(WRITTEN EXERCISE): Output the lines that follow exactly as they are.

(DATA SHOWN):
=====

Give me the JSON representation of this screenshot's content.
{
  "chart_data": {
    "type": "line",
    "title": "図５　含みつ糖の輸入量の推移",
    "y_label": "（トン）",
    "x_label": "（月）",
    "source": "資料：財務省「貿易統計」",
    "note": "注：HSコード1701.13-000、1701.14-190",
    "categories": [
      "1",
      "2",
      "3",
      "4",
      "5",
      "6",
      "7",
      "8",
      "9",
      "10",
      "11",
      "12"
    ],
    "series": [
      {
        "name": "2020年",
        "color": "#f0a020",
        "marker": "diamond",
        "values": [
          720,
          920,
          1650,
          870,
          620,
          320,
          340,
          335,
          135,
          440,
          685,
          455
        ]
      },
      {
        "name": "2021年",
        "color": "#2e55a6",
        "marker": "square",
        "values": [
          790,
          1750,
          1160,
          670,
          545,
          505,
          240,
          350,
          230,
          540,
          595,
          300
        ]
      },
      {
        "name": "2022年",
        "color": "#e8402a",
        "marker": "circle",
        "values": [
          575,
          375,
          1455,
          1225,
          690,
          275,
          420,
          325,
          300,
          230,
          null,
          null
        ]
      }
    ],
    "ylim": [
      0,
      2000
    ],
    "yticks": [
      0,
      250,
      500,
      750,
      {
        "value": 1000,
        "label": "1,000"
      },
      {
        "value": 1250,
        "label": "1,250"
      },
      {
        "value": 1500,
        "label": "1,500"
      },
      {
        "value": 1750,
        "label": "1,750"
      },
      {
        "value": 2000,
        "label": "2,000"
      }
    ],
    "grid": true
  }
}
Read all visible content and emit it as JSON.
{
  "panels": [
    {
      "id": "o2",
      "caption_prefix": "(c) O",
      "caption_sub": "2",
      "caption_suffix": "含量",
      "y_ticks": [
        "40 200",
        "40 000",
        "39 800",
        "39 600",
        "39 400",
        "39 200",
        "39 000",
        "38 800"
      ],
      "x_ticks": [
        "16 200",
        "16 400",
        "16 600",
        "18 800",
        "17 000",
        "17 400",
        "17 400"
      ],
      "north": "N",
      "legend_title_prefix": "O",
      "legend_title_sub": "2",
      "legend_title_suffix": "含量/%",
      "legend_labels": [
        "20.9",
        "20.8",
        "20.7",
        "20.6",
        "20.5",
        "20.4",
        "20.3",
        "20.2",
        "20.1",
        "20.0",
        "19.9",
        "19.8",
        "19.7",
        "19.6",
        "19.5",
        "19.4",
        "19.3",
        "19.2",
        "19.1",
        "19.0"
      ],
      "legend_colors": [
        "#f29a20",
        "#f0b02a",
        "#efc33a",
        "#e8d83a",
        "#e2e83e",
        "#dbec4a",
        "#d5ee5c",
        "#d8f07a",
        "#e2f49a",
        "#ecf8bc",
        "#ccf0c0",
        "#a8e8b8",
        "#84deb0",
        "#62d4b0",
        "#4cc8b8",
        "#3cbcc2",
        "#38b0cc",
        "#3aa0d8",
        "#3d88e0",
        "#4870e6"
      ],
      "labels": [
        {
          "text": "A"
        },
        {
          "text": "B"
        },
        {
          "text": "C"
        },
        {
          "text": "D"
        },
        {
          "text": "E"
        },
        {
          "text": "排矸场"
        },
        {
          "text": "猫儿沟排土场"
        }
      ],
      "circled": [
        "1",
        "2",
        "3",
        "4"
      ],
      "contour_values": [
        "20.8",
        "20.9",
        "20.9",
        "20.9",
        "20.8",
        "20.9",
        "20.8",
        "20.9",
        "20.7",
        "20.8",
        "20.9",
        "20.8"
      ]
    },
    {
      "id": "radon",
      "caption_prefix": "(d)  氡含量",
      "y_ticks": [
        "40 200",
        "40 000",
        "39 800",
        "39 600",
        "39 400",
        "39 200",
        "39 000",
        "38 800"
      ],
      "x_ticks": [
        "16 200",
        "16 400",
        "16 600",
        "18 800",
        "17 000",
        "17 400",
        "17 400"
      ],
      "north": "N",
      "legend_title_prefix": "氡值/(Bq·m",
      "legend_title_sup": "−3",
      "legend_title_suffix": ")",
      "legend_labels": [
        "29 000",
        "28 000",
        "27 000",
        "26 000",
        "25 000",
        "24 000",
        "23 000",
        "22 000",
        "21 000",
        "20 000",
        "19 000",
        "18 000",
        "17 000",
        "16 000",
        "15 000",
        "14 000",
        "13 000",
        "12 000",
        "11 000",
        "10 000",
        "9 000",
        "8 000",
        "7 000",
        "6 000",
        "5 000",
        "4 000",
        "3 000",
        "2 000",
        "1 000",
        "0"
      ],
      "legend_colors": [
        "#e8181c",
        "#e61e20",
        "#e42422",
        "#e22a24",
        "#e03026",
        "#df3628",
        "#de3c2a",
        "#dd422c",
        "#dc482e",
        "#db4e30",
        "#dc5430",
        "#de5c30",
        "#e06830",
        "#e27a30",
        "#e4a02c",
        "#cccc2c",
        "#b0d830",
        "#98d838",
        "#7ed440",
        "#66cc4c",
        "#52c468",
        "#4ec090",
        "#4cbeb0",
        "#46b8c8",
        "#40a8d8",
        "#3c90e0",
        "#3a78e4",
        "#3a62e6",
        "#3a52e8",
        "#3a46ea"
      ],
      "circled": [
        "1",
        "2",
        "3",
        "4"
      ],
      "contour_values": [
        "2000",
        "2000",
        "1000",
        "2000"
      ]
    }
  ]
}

=====

(THE REPLY):
Give me the JSON representation of this screenshot's content.
{
  "chart_data": {
    "type": "line",
    "title": "図５　含みつ糖の輸入量の推移",
    "y_label": "（トン）",
    "x_label": "（月）",
    "source": "資料：財務省「貿易統計」",
    "note": "注：HSコード1701.13-000、1701.14-190",
    "categories": [
      "1",
      "2",
      "3",
      "4",
      "5",
      "6",
      "7",
      "8",
      "9",
      "10",
      "11",
      "12"
    ],
    "series": [
      {
        "name": "2020年",
        "color": "#f0a020",
        "marker": "diamond",
        "values": [
          720,
          920,
          1650,
          870,
          620,
          320,
          340,
          335,
          135,
          440,
          685,
          455
        ]
      },
      {
        "name": "2021年",
        "color": "#2e55a6",
        "marker": "square",
        "values": [
          790,
          1750,
          1160,
          670,
          545,
          505,
          240,
          350,
          230,
          540,
          595,
          300
        ]
      },
      {
        "name": "2022年",
        "color": "#e8402a",
        "marker": "circle",
        "values": [
          575,
          375,
          1455,
          1225,
          690,
          275,
          420,
          325,
          300,
          230,
          null,
          null
        ]
      }
    ],
    "ylim": [
      0,
      2000
    ],
    "yticks": [
      0,
      250,
      500,
      750,
      {
        "value": 1000,
        "label": "1,000"
      },
      {
        "value": 1250,
        "label": "1,250"
      },
      {
        "value": 1500,
        "label": "1,500"
      },
      {
        "value": 1750,
        "label": "1,750"
      },
      {
        "value": 2000,
        "label": "2,000"
      }
    ],
    "grid": true
  }
}
Read all visible content and emit it as JSON.
{
  "panels": [
    {
      "id": "o2",
      "caption_prefix": "(c) O",
      "caption_sub": "2",
      "caption_suffix": "含量",
      "y_ticks": [
        "40 200",
        "40 000",
        "39 800",
        "39 600",
        "39 400",
        "39 200",
        "39 000",
        "38 800"
      ],
      "x_ticks": [
        "16 200",
        "16 400",
        "16 600",
        "18 800",
        "17 000",
        "17 400",
        "17 400"
      ],
      "north": "N",
      "legend_title_prefix": "O",
      "legend_title_sub": "2",
      "legend_title_suffix": "含量/%",
      "legend_labels": [
        "20.9",
        "20.8",
        "20.7",
        "20.6",
        "20.5",
        "20.4",
        "20.3",
        "20.2",
        "20.1",
        "20.0",
        "19.9",
        "19.8",
        "19.7",
        "19.6",
        "19.5",
        "19.4",
        "19.3",
        "19.2",
        "19.1",
        "19.0"
      ],
      "legend_colors": [
        "#f29a20",
        "#f0b02a",
        "#efc33a",
        "#e8d83a",
        "#e2e83e",
        "#dbec4a",
        "#d5ee5c",
        "#d8f07a",
        "#e2f49a",
        "#ecf8bc",
        "#ccf0c0",
        "#a8e8b8",
        "#84deb0",
        "#62d4b0",
        "#4cc8b8",
        "#3cbcc2",
        "#38b0cc",
        "#3aa0d8",
        "#3d88e0",
        "#4870e6"
      ],
      "labels": [
        {
          "text": "A"
        },
        {
          "text": "B"
        },
        {
          "text": "C"
        },
        {
          "text": "D"
        },
        {
          "text": "E"
        },
        {
          "text": "排矸场"
        },
        {
          "text": "猫儿沟排土场"
        }
      ],
      "circled": [
        "1",
        "2",
        "3",
        "4"
      ],
      "contour_values": [
        "20.8",
        "20.9",
        "20.9",
        "20.9",
        "20.8",
        "20.9",
        "20.8",
        "20.9",
        "20.7",
        "20.8",
        "20.9",
        "20.8"
      ]
    },
    {
      "id": "radon",
      "caption_prefix": "(d)  氡含量",
      "y_ticks": [
        "40 200",
        "40 000",
        "39 800",
        "39 600",
        "39 400",
        "39 200",
        "39 000",
        "38 800"
      ],
      "x_ticks": [
        "16 200",
        "16 400",
        "16 600",
        "18 800",
        "17 000",
        "17 400",
        "17 400"
      ],
      "north": "N",
      "legend_title_prefix": "氡值/(Bq·m",
      "legend_title_sup": "−3",
      "legend_title_suffix": ")",
      "legend_labels": [
        "29 000",
        "28 000",
        "27 000",
        "26 000",
        "25 000",
        "24 000",
        "23 000",
        "22 000",
        "21 000",
        "20 000",
        "19 000",
        "18 000",
        "17 000",
        "16 000",
        "15 000",
        "14 000",
        "13 000",
        "12 000",
        "11 000",
        "10 000",
        "9 000",
        "8 000",
        "7 000",
        "6 000",
        "5 000",
        "4 000",
        "3 000",
        "2 000",
        "1 000",
        "0"
      ],
      "legend_colors": [
        "#e8181c",
        "#e61e20",
        "#e42422",
        "#e22a24",
        "#e03026",
        "#df3628",
        "#de3c2a",
        "#dd422c",
        "#dc482e",
        "#db4e30",
        "#dc5430",
        "#de5c30",
        "#e06830",
        "#e27a30",
        "#e4a02c",
        "#cccc2c",
        "#b0d830",
        "#98d838",
        "#7ed440",
        "#66cc4c",
        "#52c468",
        "#4ec090",
        "#4cbeb0",
        "#46b8c8",
        "#40a8d8",
        "#3c90e0",
        "#3a78e4",
        "#3a62e6",
        "#3a52e8",
        "#3a46ea"
      ],
      "circled": [
        "1",
        "2",
        "3",
        "4"
      ],
      "contour_values": [
        "2000",
        "2000",
        "1000",
        "2000"
      ]
    }
  ]
}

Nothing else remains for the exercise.